● WHAT IS BEING ASKED:
Check each line of the listing, and copy it if it contains the word "panel".

● EXCERPTED DATA:
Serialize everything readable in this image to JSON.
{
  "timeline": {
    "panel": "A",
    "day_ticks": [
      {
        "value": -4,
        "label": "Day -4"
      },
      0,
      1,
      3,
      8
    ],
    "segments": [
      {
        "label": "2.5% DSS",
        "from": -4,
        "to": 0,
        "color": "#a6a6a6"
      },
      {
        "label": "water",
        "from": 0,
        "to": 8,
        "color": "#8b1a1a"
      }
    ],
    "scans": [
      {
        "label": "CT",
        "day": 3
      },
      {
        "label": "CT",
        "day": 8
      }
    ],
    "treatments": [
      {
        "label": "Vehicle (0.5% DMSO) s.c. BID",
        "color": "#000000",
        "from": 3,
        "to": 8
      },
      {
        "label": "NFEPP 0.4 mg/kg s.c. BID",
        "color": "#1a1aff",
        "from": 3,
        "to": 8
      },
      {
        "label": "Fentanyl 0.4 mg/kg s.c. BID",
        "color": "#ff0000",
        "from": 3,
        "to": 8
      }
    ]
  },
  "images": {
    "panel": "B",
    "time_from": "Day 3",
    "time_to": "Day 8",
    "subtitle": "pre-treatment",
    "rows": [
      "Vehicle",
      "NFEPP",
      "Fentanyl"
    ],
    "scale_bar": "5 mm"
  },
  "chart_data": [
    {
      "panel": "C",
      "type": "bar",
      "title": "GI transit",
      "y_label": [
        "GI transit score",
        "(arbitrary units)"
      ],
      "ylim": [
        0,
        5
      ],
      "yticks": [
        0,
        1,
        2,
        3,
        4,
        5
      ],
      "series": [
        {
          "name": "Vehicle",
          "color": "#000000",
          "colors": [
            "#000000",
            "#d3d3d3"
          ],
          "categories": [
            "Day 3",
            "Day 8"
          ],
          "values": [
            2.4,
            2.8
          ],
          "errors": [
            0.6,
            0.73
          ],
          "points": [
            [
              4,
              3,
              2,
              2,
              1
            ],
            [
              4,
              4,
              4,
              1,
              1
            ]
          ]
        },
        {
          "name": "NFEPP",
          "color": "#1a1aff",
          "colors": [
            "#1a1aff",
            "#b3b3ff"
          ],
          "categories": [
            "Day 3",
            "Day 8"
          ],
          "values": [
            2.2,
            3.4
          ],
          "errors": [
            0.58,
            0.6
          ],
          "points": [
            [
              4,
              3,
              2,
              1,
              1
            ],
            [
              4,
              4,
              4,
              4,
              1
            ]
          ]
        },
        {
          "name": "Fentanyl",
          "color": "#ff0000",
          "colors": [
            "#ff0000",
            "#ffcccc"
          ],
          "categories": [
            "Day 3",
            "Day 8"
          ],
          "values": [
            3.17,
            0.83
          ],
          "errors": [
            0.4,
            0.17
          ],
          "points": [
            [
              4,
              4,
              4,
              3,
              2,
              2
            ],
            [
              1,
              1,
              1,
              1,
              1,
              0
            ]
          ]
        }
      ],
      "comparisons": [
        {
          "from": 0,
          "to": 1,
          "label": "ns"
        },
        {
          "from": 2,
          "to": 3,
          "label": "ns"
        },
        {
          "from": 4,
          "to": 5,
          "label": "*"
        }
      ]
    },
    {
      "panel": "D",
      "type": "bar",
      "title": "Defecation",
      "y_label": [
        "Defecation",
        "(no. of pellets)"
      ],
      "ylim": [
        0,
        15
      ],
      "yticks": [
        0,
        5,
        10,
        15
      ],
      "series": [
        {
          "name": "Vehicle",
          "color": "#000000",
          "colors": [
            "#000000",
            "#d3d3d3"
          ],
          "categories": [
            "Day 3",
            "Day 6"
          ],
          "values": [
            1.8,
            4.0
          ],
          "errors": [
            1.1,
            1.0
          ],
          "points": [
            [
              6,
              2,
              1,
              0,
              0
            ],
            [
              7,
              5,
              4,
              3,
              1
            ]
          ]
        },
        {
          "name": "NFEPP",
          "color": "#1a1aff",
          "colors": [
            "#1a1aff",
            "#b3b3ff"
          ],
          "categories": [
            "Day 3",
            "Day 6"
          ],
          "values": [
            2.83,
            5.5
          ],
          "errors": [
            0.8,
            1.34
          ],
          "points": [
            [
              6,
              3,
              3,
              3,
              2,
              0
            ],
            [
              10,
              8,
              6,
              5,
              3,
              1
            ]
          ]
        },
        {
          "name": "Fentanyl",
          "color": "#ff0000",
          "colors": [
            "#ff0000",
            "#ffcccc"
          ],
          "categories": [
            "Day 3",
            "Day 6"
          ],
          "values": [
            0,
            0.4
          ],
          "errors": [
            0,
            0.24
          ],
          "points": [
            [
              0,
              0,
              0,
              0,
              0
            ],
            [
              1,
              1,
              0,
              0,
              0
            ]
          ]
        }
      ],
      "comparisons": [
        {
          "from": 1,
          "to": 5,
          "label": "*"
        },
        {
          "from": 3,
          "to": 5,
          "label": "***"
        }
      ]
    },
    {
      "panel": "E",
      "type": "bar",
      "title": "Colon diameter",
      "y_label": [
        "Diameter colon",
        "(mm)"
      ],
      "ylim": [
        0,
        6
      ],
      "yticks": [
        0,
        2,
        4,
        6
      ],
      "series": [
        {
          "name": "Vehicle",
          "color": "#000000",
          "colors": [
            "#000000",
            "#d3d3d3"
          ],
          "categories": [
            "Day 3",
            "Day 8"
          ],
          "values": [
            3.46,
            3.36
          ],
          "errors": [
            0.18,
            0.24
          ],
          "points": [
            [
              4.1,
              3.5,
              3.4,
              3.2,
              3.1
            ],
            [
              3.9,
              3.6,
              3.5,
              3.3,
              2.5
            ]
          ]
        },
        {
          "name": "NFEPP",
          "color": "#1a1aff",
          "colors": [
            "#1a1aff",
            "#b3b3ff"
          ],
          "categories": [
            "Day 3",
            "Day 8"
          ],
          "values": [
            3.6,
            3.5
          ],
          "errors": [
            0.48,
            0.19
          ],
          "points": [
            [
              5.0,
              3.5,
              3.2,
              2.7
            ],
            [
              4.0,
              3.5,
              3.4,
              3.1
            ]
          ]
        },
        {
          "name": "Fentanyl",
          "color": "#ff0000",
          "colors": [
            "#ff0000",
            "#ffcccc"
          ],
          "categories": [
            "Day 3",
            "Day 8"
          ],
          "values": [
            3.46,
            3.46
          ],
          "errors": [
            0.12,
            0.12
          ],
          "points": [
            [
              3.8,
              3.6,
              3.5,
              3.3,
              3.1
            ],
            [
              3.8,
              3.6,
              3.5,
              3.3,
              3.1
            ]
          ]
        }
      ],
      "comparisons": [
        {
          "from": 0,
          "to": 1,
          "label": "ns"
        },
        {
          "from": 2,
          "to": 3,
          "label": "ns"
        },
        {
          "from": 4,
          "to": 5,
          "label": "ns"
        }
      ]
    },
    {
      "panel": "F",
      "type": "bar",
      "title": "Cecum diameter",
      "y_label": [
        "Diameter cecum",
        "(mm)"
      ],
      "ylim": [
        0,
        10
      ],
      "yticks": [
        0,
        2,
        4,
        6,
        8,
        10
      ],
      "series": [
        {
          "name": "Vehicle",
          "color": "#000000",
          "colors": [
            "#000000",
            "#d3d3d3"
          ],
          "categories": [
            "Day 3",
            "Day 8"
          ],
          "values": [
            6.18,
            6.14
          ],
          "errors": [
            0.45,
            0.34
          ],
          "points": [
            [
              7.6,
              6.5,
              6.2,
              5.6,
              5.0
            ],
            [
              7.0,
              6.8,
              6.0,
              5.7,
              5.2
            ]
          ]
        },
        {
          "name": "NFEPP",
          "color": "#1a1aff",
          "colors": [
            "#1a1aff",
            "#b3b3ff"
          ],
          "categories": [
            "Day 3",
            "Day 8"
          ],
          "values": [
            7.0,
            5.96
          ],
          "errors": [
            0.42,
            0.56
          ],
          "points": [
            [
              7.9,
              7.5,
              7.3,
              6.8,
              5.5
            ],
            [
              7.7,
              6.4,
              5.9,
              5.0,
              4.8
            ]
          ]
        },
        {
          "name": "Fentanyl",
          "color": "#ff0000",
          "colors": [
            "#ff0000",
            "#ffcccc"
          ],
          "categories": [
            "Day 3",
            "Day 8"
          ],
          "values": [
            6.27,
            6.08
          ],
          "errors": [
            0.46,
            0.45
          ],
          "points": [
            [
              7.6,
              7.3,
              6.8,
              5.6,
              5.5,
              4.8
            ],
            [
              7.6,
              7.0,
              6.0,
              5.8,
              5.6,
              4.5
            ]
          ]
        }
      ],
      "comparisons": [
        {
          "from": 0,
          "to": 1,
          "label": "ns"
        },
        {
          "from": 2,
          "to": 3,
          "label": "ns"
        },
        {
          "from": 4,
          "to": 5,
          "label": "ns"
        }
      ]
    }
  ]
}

● TASK RESPONSE:
    "panel": "A",
    "panel": "B",
      "panel": "C",
      "panel": "D",
      "panel": "E",
      "panel": "F",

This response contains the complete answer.